======== Data in this exercise

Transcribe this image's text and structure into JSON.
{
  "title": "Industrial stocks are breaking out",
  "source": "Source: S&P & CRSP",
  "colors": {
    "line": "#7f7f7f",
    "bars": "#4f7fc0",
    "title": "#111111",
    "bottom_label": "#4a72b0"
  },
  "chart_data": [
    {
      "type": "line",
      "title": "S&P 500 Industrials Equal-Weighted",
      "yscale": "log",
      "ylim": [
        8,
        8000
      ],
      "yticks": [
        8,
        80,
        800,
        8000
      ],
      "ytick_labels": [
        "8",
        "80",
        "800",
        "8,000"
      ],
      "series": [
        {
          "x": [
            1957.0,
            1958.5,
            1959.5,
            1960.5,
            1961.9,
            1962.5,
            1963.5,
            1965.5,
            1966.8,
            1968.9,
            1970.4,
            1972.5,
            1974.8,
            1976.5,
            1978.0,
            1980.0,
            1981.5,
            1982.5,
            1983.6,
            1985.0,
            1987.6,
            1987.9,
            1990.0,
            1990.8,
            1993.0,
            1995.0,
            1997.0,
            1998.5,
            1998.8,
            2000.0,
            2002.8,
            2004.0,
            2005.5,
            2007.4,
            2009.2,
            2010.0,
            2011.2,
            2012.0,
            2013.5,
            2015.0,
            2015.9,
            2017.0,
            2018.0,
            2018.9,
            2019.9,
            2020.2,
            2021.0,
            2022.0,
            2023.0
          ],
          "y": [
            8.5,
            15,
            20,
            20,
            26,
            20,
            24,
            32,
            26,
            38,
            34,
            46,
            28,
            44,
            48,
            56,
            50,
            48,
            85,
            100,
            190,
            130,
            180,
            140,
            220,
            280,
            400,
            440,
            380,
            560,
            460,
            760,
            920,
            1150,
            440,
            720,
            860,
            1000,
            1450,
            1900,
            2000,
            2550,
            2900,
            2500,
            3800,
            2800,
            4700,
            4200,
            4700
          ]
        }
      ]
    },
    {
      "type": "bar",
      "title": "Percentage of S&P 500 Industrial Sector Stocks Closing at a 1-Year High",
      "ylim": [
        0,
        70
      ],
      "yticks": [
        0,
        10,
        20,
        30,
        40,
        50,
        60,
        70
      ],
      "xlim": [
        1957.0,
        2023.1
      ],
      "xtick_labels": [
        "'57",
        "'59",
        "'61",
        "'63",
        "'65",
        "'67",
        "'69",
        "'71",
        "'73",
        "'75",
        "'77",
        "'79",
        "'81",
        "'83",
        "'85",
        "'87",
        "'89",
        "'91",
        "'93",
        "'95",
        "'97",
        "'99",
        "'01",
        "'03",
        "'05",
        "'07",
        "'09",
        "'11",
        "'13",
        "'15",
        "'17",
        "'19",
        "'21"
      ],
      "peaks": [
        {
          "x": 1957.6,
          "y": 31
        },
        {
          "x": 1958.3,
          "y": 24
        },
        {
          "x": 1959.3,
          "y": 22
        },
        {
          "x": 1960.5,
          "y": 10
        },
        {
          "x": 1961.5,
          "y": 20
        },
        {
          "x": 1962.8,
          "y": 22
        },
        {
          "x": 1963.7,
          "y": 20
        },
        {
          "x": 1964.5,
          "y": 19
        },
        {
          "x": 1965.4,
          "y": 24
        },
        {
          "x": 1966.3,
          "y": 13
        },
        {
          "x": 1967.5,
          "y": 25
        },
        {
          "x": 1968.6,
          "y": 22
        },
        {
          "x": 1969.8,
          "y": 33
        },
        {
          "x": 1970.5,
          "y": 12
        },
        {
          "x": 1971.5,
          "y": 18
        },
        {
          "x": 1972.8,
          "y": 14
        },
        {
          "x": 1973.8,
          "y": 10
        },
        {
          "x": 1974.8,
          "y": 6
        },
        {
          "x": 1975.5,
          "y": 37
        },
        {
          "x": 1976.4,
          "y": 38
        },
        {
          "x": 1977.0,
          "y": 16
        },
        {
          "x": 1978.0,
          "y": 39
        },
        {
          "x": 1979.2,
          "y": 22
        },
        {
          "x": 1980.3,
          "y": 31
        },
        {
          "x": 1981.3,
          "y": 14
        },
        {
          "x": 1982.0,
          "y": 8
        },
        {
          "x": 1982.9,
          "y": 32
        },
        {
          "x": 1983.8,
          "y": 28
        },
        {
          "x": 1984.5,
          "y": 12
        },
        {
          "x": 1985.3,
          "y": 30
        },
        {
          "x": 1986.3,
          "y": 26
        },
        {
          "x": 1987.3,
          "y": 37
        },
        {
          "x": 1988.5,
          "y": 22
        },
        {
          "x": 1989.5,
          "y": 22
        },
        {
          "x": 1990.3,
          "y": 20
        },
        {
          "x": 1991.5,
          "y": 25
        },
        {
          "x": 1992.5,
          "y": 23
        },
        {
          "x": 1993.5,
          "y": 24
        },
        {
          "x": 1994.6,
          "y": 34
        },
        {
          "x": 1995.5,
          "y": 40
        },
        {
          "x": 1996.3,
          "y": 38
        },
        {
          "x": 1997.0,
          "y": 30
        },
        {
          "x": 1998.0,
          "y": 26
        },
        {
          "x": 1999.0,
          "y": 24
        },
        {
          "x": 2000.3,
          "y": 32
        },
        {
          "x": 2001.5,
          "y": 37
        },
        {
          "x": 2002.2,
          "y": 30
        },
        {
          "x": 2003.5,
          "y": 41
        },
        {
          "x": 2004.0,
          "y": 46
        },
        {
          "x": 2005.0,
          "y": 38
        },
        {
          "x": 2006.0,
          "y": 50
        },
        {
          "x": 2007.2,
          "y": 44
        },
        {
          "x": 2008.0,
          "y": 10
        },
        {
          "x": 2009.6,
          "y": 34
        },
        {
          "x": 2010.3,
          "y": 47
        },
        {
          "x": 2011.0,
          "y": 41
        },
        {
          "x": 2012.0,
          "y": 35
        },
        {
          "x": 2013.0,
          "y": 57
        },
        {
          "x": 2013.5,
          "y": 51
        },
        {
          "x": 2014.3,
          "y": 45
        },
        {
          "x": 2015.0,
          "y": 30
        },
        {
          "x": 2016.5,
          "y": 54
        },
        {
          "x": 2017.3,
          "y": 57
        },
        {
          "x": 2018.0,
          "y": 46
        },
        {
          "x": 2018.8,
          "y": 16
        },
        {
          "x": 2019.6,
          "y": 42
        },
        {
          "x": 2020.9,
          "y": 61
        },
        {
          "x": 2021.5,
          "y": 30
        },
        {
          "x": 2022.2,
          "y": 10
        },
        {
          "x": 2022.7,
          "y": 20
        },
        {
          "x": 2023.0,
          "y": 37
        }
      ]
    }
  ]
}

================

- [Instruction]: Using the exact wording, write out all of the records.

- [Solution for this task]:
Transcribe this image's text and structure into JSON.
{
  "title": "Industrial stocks are breaking out",
  "source": "Source: S&P & CRSP",
  "colors": {
    "line": "#7f7f7f",
    "bars": "#4f7fc0",
    "title": "#111111",
    "bottom_label": "#4a72b0"
  },
  "chart_data": [
    {
      "type": "line",
      "title": "S&P 500 Industrials Equal-Weighted",
      "yscale": "log",
      "ylim": [
        8,
        8000
      ],
      "yticks": [
        8,
        80,
        800,
        8000
      ],
      "ytick_labels": [
        "8",
        "80",
        "800",
        "8,000"
      ],
      "series": [
        {
          "x": [
            1957.0,
            1958.5,
            1959.5,
            1960.5,
            1961.9,
            1962.5,
            1963.5,
            1965.5,
            1966.8,
            1968.9,
            1970.4,
            1972.5,
            1974.8,
            1976.5,
            1978.0,
            1980.0,
            1981.5,
            1982.5,
            1983.6,
            1985.0,
            1987.6,
            1987.9,
            1990.0,
            1990.8,
            1993.0,
            1995.0,
            1997.0,
            1998.5,
            1998.8,
            2000.0,
            2002.8,
            2004.0,
            2005.5,
            2007.4,
            2009.2,
            2010.0,
            2011.2,
            2012.0,
            2013.5,
            2015.0,
            2015.9,
            2017.0,
            2018.0,
            2018.9,
            2019.9,
            2020.2,
            2021.0,
            2022.0,
            2023.0
          ],
          "y": [
            8.5,
            15,
            20,
            20,
            26,
            20,
            24,
            32,
            26,
            38,
            34,
            46,
            28,
            44,
            48,
            56,
            50,
            48,
            85,
            100,
            190,
            130,
            180,
            140,
            220,
            280,
            400,
            440,
            380,
            560,
            460,
            760,
            920,
            1150,
            440,
            720,
            860,
            1000,
            1450,
            1900,
            2000,
            2550,
            2900,
            2500,
            3800,
            2800,
            4700,
            4200,
            4700
          ]
        }
      ]
    },
    {
      "type": "bar",
      "title": "Percentage of S&P 500 Industrial Sector Stocks Closing at a 1-Year High",
      "ylim": [
        0,
        70
      ],
      "yticks": [
        0,
        10,
        20,
        30,
        40,
        50,
        60,
        70
      ],
      "xlim": [
        1957.0,
        2023.1
      ],
      "xtick_labels": [
        "'57",
        "'59",
        "'61",
        "'63",
        "'65",
        "'67",
        "'69",
        "'71",
        "'73",
        "'75",
        "'77",
        "'79",
        "'81",
        "'83",
        "'85",
        "'87",
        "'89",
        "'91",
        "'93",
        "'95",
        "'97",
        "'99",
        "'01",
        "'03",
        "'05",
        "'07",
        "'09",
        "'11",
        "'13",
        "'15",
        "'17",
        "'19",
        "'21"
      ],
      "peaks": [
        {
          "x": 1957.6,
          "y": 31
        },
        {
          "x": 1958.3,
          "y": 24
        },
        {
          "x": 1959.3,
          "y": 22
        },
        {
          "x": 1960.5,
          "y": 10
        },
        {
          "x": 1961.5,
          "y": 20
        },
        {
          "x": 1962.8,
          "y": 22
        },
        {
          "x": 1963.7,
          "y": 20
        },
        {
          "x": 1964.5,
          "y": 19
        },
        {
          "x": 1965.4,
          "y": 24
        },
        {
          "x": 1966.3,
          "y": 13
        },
        {
          "x": 1967.5,
          "y": 25
        },
        {
          "x": 1968.6,
          "y": 22
        },
        {
          "x": 1969.8,
          "y": 33
        },
        {
          "x": 1970.5,
          "y": 12
        },
        {
          "x": 1971.5,
          "y": 18
        },
        {
          "x": 1972.8,
          "y": 14
        },
        {
          "x": 1973.8,
          "y": 10
        },
        {
          "x": 1974.8,
          "y": 6
        },
        {
          "x": 1975.5,
          "y": 37
        },
        {
          "x": 1976.4,
          "y": 38
        },
        {
          "x": 1977.0,
          "y": 16
        },
        {
          "x": 1978.0,
          "y": 39
        },
        {
          "x": 1979.2,
          "y": 22
        },
        {
          "x": 1980.3,
          "y": 31
        },
        {
          "x": 1981.3,
          "y": 14
        },
        {
          "x": 1982.0,
          "y": 8
        },
        {
          "x": 1982.9,
          "y": 32
        },
        {
          "x": 1983.8,
          "y": 28
        },
        {
          "x": 1984.5,
          "y": 12
        },
        {
          "x": 1985.3,
          "y": 30
        },
        {
          "x": 1986.3,
          "y": 26
        },
        {
          "x": 1987.3,
          "y": 37
        },
        {
          "x": 1988.5,
          "y": 22
        },
        {
          "x": 1989.5,
          "y": 22
        },
        {
          "x": 1990.3,
          "y": 20
        },
        {
          "x": 1991.5,
          "y": 25
        },
        {
          "x": 1992.5,
          "y": 23
        },
        {
          "x": 1993.5,
          "y": 24
        },
        {
          "x": 1994.6,
          "y": 34
        },
        {
          "x": 1995.5,
          "y": 40
        },
        {
          "x": 1996.3,
          "y": 38
        },
        {
          "x": 1997.0,
          "y": 30
        },
        {
          "x": 1998.0,
          "y": 26
        },
        {
          "x": 1999.0,
          "y": 24
        },
        {
          "x": 2000.3,
          "y": 32
        },
        {
          "x": 2001.5,
          "y": 37
        },
        {
          "x": 2002.2,
          "y": 30
        },
        {
          "x": 2003.5,
          "y": 41
        },
        {
          "x": 2004.0,
          "y": 46
        },
        {
          "x": 2005.0,
          "y": 38
        },
        {
          "x": 2006.0,
          "y": 50
        },
        {
          "x": 2007.2,
          "y": 44
        },
        {
          "x": 2008.0,
          "y": 10
        },
        {
          "x": 2009.6,
          "y": 34
        },
        {
          "x": 2010.3,
          "y": 47
        },
        {
          "x": 2011.0,
          "y": 41
        },
        {
          "x": 2012.0,
          "y": 35
        },
        {
          "x": 2013.0,
          "y": 57
        },
        {
          "x": 2013.5,
          "y": 51
        },
        {
          "x": 2014.3,
          "y": 45
        },
        {
          "x": 2015.0,
          "y": 30
        },
        {
          "x": 2016.5,
          "y": 54
        },
        {
          "x": 2017.3,
          "y": 57
        },
        {
          "x": 2018.0,
          "y": 46
        },
        {
          "x": 2018.8,
          "y": 16
        },
        {
          "x": 2019.6,
          "y": 42
        },
        {
          "x": 2020.9,
          "y": 61
        },
        {
          "x": 2021.5,
          "y": 30
        },
        {
          "x": 2022.2,
          "y": 10
        },
        {
          "x": 2022.7,
          "y": 20
        },
        {
          "x": 2023.0,
          "y": 37
        }
      ]
    }
  ]
}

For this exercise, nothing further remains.